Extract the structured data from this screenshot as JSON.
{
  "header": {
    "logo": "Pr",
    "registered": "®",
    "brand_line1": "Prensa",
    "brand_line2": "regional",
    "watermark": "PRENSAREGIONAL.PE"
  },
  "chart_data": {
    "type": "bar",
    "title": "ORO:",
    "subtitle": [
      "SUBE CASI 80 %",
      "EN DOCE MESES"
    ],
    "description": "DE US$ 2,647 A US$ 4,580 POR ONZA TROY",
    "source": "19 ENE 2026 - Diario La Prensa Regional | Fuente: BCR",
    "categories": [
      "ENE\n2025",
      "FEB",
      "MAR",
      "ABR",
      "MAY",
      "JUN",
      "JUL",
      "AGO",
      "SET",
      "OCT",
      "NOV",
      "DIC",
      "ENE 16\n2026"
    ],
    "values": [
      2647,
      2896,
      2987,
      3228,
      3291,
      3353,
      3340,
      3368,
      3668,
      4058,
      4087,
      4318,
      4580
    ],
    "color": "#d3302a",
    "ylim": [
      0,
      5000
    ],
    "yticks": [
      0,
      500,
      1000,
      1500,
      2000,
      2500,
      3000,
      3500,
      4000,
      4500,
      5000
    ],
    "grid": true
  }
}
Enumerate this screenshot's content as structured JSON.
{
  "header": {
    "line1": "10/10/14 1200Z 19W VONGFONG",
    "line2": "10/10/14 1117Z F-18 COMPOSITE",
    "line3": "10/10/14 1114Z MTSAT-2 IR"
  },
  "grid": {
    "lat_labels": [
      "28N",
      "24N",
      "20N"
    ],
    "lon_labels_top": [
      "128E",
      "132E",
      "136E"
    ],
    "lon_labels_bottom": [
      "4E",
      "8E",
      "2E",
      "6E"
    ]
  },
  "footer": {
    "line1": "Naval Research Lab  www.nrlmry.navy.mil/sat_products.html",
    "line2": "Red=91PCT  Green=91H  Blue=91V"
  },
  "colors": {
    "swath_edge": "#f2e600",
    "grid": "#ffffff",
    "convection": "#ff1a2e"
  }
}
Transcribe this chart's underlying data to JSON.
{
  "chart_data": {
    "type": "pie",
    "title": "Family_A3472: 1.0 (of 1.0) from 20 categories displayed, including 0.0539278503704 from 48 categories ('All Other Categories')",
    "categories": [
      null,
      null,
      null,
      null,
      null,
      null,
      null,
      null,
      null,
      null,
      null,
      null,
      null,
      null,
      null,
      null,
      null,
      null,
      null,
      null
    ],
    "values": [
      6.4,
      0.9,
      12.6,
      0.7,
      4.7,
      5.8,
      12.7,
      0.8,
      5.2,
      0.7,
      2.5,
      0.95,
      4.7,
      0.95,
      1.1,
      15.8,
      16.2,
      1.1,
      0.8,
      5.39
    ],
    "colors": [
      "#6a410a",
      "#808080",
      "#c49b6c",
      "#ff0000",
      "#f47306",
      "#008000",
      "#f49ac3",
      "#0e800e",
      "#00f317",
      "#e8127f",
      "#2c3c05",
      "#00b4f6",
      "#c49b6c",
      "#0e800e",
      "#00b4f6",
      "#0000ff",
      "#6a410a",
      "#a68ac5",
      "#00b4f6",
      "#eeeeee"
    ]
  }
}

**Task to carry out**
Output every record above exactly as it appears.

**Solution to this task**
Extract the structured data from this screenshot as JSON.
{
  "header": {
    "logo": "Pr",
    "registered": "®",
    "brand_line1": "Prensa",
    "brand_line2": "regional",
    "watermark": "PRENSAREGIONAL.PE"
  },
  "chart_data": {
    "type": "bar",
    "title": "ORO:",
    "subtitle": [
      "SUBE CASI 80 %",
      "EN DOCE MESES"
    ],
    "description": "DE US$ 2,647 A US$ 4,580 POR ONZA TROY",
    "source": "19 ENE 2026 - Diario La Prensa Regional | Fuente: BCR",
    "categories": [
      "ENE\n2025",
      "FEB",
      "MAR",
      "ABR",
      "MAY",
      "JUN",
      "JUL",
      "AGO",
      "SET",
      "OCT",
      "NOV",
      "DIC",
      "ENE 16\n2026"
    ],
    "values": [
      2647,
      2896,
      2987,
      3228,
      3291,
      3353,
      3340,
      3368,
      3668,
      4058,
      4087,
      4318,
      4580
    ],
    "color": "#d3302a",
    "ylim": [
      0,
      5000
    ],
    "yticks": [
      0,
      500,
      1000,
      1500,
      2000,
      2500,
      3000,
      3500,
      4000,
      4500,
      5000
    ],
    "grid": true
  }
}
Enumerate this screenshot's content as structured JSON.
{
  "header": {
    "line1": "10/10/14 1200Z 19W VONGFONG",
    "line2": "10/10/14 1117Z F-18 COMPOSITE",
    "line3": "10/10/14 1114Z MTSAT-2 IR"
  },
  "grid": {
    "lat_labels": [
      "28N",
      "24N",
      "20N"
    ],
    "lon_labels_top": [
      "128E",
      "132E",
      "136E"
    ],
    "lon_labels_bottom": [
      "4E",
      "8E",
      "2E",
      "6E"
    ]
  },
  "footer": {
    "line1": "Naval Research Lab  www.nrlmry.navy.mil/sat_products.html",
    "line2": "Red=91PCT  Green=91H  Blue=91V"
  },
  "colors": {
    "swath_edge": "#f2e600",
    "grid": "#ffffff",
    "convection": "#ff1a2e"
  }
}
Transcribe this chart's underlying data to JSON.
{
  "chart_data": {
    "type": "pie",
    "title": "Family_A3472: 1.0 (of 1.0) from 20 categories displayed, including 0.0539278503704 from 48 categories ('All Other Categories')",
    "categories": [
      null,
      null,
      null,
      null,
      null,
      null,
      null,
      null,
      null,
      null,
      null,
      null,
      null,
      null,
      null,
      null,
      null,
      null,
      null,
      null
    ],
    "values": [
      6.4,
      0.9,
      12.6,
      0.7,
      4.7,
      5.8,
      12.7,
      0.8,
      5.2,
      0.7,
      2.5,
      0.95,
      4.7,
      0.95,
      1.1,
      15.8,
      16.2,
      1.1,
      0.8,
      5.39
    ],
    "colors": [
      "#6a410a",
      "#808080",
      "#c49b6c",
      "#ff0000",
      "#f47306",
      "#008000",
      "#f49ac3",
      "#0e800e",
      "#00f317",
      "#e8127f",
      "#2c3c05",
      "#00b4f6",
      "#c49b6c",
      "#0e800e",
      "#00b4f6",
      "#0000ff",
      "#6a410a",
      "#a68ac5",
      "#00b4f6",
      "#eeeeee"
    ]
  }
}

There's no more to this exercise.